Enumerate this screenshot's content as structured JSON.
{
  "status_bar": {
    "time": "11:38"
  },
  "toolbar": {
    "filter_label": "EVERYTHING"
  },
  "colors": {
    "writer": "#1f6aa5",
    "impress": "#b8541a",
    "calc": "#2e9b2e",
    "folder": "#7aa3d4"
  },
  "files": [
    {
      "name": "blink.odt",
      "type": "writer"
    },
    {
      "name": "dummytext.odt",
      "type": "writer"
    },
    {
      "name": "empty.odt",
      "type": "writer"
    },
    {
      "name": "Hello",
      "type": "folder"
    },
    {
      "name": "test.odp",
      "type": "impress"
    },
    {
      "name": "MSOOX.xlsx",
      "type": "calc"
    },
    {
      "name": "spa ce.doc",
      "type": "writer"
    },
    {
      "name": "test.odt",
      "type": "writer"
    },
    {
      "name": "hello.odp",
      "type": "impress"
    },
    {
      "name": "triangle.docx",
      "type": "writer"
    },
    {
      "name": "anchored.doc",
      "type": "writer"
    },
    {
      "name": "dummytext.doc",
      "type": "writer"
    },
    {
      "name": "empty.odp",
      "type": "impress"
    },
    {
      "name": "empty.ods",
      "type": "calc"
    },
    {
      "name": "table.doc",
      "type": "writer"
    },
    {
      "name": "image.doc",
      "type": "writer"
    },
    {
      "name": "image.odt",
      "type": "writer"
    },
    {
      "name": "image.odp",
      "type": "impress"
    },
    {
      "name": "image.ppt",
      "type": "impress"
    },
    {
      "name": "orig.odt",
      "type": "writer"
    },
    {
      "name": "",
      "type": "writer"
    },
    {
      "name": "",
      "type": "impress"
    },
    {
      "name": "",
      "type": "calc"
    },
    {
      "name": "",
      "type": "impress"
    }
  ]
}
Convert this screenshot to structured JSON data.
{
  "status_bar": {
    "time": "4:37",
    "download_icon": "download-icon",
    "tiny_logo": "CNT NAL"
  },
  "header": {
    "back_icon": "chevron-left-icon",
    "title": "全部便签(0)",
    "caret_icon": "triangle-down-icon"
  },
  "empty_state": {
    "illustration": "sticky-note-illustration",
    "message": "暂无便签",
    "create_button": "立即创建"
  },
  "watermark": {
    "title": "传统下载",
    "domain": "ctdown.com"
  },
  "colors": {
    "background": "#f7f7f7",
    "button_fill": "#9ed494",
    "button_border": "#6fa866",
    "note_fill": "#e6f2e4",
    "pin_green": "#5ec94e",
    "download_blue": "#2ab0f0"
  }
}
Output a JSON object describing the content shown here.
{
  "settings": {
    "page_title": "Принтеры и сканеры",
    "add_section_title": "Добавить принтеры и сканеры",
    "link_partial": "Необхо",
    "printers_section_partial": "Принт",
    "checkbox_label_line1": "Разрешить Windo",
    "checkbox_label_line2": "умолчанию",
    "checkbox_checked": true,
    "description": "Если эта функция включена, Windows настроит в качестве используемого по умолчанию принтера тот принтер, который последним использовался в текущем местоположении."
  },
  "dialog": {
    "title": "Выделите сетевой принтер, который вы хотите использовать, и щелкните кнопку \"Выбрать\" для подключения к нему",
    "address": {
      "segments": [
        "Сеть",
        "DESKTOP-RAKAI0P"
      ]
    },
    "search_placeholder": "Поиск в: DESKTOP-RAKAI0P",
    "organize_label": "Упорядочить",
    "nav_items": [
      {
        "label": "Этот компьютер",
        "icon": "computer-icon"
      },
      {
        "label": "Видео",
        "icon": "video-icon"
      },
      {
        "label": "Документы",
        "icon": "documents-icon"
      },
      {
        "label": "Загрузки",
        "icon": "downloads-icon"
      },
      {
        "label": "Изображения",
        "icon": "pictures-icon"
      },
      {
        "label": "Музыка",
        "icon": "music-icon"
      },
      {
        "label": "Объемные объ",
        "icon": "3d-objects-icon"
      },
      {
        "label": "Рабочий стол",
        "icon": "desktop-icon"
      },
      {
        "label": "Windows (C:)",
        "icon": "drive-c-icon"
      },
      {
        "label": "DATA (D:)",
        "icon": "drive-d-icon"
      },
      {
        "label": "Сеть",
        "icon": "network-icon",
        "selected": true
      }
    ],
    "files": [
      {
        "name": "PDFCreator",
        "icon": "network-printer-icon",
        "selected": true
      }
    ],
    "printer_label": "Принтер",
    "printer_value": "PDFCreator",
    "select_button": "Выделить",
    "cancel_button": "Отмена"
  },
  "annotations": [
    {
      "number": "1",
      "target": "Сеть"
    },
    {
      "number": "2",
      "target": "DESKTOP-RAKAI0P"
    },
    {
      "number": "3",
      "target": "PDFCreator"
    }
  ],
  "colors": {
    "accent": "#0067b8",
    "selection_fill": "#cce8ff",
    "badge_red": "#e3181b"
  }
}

**Goal of the exercise**
Return the full listing, character for character.

**Task output**
Enumerate this screenshot's content as structured JSON.
{
  "status_bar": {
    "time": "11:38"
  },
  "toolbar": {
    "filter_label": "EVERYTHING"
  },
  "colors": {
    "writer": "#1f6aa5",
    "impress": "#b8541a",
    "calc": "#2e9b2e",
    "folder": "#7aa3d4"
  },
  "files": [
    {
      "name": "blink.odt",
      "type": "writer"
    },
    {
      "name": "dummytext.odt",
      "type": "writer"
    },
    {
      "name": "empty.odt",
      "type": "writer"
    },
    {
      "name": "Hello",
      "type": "folder"
    },
    {
      "name": "test.odp",
      "type": "impress"
    },
    {
      "name": "MSOOX.xlsx",
      "type": "calc"
    },
    {
      "name": "spa ce.doc",
      "type": "writer"
    },
    {
      "name": "test.odt",
      "type": "writer"
    },
    {
      "name": "hello.odp",
      "type": "impress"
    },
    {
      "name": "triangle.docx",
      "type": "writer"
    },
    {
      "name": "anchored.doc",
      "type": "writer"
    },
    {
      "name": "dummytext.doc",
      "type": "writer"
    },
    {
      "name": "empty.odp",
      "type": "impress"
    },
    {
      "name": "empty.ods",
      "type": "calc"
    },
    {
      "name": "table.doc",
      "type": "writer"
    },
    {
      "name": "image.doc",
      "type": "writer"
    },
    {
      "name": "image.odt",
      "type": "writer"
    },
    {
      "name": "image.odp",
      "type": "impress"
    },
    {
      "name": "image.ppt",
      "type": "impress"
    },
    {
      "name": "orig.odt",
      "type": "writer"
    },
    {
      "name": "",
      "type": "writer"
    },
    {
      "name": "",
      "type": "impress"
    },
    {
      "name": "",
      "type": "calc"
    },
    {
      "name": "",
      "type": "impress"
    }
  ]
}
Convert this screenshot to structured JSON data.
{
  "status_bar": {
    "time": "4:37",
    "download_icon": "download-icon",
    "tiny_logo": "CNT NAL"
  },
  "header": {
    "back_icon": "chevron-left-icon",
    "title": "全部便签(0)",
    "caret_icon": "triangle-down-icon"
  },
  "empty_state": {
    "illustration": "sticky-note-illustration",
    "message": "暂无便签",
    "create_button": "立即创建"
  },
  "watermark": {
    "title": "传统下载",
    "domain": "ctdown.com"
  },
  "colors": {
    "background": "#f7f7f7",
    "button_fill": "#9ed494",
    "button_border": "#6fa866",
    "note_fill": "#e6f2e4",
    "pin_green": "#5ec94e",
    "download_blue": "#2ab0f0"
  }
}
Output a JSON object describing the content shown here.
{
  "settings": {
    "page_title": "Принтеры и сканеры",
    "add_section_title": "Добавить принтеры и сканеры",
    "link_partial": "Необхо",
    "printers_section_partial": "Принт",
    "checkbox_label_line1": "Разрешить Windo",
    "checkbox_label_line2": "умолчанию",
    "checkbox_checked": true,
    "description": "Если эта функция включена, Windows настроит в качестве используемого по умолчанию принтера тот принтер, который последним использовался в текущем местоположении."
  },
  "dialog": {
    "title": "Выделите сетевой принтер, который вы хотите использовать, и щелкните кнопку \"Выбрать\" для подключения к нему",
    "address": {
      "segments": [
        "Сеть",
        "DESKTOP-RAKAI0P"
      ]
    },
    "search_placeholder": "Поиск в: DESKTOP-RAKAI0P",
    "organize_label": "Упорядочить",
    "nav_items": [
      {
        "label": "Этот компьютер",
        "icon": "computer-icon"
      },
      {
        "label": "Видео",
        "icon": "video-icon"
      },
      {
        "label": "Документы",
        "icon": "documents-icon"
      },
      {
        "label": "Загрузки",
        "icon": "downloads-icon"
      },
      {
        "label": "Изображения",
        "icon": "pictures-icon"
      },
      {
        "label": "Музыка",
        "icon": "music-icon"
      },
      {
        "label": "Объемные объ",
        "icon": "3d-objects-icon"
      },
      {
        "label": "Рабочий стол",
        "icon": "desktop-icon"
      },
      {
        "label": "Windows (C:)",
        "icon": "drive-c-icon"
      },
      {
        "label": "DATA (D:)",
        "icon": "drive-d-icon"
      },
      {
        "label": "Сеть",
        "icon": "network-icon",
        "selected": true
      }
    ],
    "files": [
      {
        "name": "PDFCreator",
        "icon": "network-printer-icon",
        "selected": true
      }
    ],
    "printer_label": "Принтер",
    "printer_value": "PDFCreator",
    "select_button": "Выделить",
    "cancel_button": "Отмена"
  },
  "annotations": [
    {
      "number": "1",
      "target": "Сеть"
    },
    {
      "number": "2",
      "target": "DESKTOP-RAKAI0P"
    },
    {
      "number": "3",
      "target": "PDFCreator"
    }
  ],
  "colors": {
    "accent": "#0067b8",
    "selection_fill": "#cce8ff",
    "badge_red": "#e3181b"
  }
}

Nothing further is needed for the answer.